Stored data
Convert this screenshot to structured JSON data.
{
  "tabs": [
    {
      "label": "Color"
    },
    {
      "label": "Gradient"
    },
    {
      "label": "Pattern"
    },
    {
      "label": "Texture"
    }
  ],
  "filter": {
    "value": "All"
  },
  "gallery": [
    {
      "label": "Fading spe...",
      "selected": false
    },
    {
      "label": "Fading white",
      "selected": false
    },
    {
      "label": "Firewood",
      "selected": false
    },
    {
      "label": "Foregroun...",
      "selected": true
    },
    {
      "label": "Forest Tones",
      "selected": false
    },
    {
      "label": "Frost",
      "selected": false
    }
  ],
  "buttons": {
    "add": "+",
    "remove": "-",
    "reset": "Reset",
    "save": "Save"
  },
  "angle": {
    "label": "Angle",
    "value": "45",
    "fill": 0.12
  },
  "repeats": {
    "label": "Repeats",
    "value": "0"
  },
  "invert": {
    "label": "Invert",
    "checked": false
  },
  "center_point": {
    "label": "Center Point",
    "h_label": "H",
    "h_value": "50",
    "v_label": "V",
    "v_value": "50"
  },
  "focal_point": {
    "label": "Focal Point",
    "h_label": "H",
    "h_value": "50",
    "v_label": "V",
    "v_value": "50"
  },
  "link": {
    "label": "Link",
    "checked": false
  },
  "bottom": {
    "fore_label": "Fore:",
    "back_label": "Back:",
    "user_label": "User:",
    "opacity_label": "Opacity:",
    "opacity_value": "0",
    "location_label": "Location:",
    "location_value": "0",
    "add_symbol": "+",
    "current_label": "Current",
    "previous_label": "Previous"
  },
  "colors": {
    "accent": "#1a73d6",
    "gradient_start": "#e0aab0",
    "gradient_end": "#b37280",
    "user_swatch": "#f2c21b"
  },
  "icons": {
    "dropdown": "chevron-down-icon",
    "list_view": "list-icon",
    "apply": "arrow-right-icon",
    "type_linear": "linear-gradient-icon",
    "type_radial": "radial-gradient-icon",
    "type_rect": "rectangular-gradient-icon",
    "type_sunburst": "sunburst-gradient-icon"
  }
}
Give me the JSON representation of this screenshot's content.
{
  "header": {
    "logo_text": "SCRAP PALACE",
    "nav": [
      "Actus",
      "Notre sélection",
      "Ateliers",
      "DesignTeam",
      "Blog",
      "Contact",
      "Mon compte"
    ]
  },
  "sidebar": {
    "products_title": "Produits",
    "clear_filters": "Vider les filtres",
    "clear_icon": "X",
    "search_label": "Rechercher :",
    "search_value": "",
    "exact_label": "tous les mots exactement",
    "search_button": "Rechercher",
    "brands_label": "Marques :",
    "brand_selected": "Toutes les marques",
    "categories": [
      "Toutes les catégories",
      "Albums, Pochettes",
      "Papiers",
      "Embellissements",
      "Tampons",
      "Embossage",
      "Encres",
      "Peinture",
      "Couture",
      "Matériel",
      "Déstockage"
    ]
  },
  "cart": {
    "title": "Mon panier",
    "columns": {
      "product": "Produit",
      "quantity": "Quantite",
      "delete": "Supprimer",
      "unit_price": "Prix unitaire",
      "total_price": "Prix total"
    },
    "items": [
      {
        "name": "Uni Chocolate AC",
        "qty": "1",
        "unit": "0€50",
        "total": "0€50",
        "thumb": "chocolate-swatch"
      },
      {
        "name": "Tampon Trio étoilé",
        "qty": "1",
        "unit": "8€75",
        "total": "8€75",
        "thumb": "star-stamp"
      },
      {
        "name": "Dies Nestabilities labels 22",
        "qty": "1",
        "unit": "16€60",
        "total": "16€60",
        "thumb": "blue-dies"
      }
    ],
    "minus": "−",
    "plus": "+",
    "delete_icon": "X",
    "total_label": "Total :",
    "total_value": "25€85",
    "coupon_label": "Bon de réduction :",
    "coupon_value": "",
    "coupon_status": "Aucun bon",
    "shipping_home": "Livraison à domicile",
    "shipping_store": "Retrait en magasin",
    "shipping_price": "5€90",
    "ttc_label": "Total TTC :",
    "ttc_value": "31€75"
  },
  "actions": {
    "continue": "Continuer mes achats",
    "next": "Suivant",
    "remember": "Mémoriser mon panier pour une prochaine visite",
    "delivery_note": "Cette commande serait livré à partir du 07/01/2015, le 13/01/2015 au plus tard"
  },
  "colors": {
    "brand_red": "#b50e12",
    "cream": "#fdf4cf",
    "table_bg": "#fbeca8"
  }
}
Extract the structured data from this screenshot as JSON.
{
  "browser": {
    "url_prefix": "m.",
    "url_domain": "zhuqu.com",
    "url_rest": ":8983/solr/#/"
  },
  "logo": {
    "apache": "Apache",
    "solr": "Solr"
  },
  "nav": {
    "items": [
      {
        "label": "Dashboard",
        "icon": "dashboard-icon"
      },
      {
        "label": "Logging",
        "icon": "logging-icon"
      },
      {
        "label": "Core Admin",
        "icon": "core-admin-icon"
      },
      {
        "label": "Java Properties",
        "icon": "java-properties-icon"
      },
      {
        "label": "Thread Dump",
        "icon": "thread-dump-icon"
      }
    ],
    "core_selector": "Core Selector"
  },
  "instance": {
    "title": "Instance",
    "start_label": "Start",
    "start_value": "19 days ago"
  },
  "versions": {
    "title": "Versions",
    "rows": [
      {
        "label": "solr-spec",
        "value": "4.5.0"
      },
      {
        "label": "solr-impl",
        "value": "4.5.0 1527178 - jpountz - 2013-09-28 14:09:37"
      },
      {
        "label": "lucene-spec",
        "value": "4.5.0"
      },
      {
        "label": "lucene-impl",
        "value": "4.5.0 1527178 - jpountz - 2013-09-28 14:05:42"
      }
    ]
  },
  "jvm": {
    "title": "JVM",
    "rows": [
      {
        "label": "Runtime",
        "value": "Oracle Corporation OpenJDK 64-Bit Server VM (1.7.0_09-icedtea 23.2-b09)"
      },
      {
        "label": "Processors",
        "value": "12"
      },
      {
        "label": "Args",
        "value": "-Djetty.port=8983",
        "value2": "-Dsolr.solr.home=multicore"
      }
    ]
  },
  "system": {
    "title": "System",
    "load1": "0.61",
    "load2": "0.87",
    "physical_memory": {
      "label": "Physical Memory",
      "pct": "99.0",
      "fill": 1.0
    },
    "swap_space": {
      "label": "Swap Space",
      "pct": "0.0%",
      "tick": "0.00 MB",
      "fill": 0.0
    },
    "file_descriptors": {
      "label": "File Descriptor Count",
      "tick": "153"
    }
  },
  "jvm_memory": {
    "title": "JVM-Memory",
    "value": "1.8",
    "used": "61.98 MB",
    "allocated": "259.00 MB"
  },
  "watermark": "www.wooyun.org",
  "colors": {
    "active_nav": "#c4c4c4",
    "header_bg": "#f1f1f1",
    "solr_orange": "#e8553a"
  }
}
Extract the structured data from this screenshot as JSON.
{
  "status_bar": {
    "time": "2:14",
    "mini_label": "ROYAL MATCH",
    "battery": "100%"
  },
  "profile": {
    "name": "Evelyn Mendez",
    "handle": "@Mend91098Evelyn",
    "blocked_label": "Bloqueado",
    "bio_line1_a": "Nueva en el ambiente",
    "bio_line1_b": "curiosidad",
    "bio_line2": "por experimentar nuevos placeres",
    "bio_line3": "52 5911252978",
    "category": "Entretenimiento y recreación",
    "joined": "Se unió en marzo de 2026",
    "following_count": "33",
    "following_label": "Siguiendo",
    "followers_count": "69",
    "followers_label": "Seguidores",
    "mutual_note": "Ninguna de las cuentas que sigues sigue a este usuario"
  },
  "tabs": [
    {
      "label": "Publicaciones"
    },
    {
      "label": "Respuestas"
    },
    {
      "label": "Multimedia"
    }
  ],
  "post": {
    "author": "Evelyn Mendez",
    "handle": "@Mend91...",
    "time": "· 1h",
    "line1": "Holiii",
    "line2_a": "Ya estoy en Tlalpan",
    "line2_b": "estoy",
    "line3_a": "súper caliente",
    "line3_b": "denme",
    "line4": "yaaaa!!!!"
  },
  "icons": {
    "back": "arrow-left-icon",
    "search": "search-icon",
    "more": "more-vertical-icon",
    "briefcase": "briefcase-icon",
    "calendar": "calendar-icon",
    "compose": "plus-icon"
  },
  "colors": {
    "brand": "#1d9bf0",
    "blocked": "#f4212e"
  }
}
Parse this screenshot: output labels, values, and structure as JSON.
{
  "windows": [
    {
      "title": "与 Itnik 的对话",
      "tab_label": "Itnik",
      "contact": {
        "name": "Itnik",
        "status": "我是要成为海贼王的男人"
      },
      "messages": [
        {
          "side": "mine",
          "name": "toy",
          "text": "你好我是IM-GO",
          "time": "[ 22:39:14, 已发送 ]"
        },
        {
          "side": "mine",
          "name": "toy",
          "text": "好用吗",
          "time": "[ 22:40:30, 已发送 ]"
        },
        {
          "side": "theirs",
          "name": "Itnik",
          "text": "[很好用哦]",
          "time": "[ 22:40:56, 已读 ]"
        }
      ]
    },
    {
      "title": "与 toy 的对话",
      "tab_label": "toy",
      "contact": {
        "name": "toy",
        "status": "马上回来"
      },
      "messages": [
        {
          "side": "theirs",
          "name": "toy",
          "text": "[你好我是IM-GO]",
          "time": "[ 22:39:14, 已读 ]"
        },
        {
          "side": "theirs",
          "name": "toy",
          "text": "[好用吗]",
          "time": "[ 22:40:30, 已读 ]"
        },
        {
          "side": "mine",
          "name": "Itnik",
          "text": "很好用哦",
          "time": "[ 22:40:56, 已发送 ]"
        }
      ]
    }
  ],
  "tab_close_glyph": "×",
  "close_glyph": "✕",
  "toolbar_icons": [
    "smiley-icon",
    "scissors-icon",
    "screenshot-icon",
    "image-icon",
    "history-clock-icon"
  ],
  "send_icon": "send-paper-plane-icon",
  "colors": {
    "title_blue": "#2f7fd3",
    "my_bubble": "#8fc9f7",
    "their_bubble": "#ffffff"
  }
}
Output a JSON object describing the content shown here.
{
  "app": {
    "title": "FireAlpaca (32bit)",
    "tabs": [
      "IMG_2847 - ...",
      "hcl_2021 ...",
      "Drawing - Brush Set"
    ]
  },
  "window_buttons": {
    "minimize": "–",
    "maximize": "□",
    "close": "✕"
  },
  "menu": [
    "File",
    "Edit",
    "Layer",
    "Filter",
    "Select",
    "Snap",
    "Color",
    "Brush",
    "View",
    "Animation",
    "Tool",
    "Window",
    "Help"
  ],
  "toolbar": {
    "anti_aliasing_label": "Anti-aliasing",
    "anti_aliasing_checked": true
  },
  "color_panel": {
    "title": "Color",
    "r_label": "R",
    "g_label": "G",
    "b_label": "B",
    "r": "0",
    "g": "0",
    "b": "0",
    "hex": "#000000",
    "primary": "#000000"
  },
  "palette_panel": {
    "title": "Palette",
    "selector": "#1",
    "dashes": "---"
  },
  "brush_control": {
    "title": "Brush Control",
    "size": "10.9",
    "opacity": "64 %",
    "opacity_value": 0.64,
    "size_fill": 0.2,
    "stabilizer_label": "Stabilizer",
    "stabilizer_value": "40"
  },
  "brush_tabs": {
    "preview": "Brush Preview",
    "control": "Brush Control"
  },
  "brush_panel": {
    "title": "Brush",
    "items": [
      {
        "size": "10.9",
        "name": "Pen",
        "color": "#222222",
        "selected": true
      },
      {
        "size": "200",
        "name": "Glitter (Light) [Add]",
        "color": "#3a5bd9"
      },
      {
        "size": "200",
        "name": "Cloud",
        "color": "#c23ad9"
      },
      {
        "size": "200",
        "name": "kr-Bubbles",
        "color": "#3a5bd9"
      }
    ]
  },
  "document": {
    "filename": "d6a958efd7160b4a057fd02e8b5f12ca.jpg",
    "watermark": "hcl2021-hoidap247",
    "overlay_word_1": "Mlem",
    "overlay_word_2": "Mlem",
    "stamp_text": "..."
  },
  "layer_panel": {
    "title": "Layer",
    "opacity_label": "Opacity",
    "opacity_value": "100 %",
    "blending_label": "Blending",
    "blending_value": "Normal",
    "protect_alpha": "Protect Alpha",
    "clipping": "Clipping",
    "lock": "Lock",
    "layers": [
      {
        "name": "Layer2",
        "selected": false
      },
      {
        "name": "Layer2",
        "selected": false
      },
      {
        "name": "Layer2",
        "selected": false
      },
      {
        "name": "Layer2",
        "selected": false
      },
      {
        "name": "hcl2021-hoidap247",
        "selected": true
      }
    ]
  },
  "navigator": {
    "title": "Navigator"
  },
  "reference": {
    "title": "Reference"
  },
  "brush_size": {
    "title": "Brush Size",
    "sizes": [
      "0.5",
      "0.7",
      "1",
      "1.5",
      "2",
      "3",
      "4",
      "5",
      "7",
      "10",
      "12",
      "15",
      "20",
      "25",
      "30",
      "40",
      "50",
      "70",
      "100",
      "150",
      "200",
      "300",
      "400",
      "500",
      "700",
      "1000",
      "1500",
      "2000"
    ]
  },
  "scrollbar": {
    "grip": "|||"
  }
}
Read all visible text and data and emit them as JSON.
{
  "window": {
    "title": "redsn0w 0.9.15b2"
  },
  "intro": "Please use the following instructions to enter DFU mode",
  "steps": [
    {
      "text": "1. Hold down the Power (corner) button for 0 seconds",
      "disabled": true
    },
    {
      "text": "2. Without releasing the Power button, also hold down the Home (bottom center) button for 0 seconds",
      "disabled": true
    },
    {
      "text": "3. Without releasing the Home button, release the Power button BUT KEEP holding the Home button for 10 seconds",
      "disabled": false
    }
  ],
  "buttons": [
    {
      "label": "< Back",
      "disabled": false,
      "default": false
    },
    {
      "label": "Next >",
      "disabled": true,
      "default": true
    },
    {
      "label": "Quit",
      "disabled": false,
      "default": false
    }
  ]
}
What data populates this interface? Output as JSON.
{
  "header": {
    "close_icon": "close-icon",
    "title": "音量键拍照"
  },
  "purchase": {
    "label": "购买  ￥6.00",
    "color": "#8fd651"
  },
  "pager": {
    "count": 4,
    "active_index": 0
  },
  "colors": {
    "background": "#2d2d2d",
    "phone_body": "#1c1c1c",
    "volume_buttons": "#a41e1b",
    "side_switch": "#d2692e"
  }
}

EXERCISE OBJECTIVE: Show every line above in which the word "releasing" occurs.

CORRECT ANSWER:
      "text": "2. Without releasing the Power button, also hold down the Home (bottom center) button for 0 seconds",
      "text": "3. Without releasing the Home button, release the Power button BUT KEEP holding the Home button for 10 seconds",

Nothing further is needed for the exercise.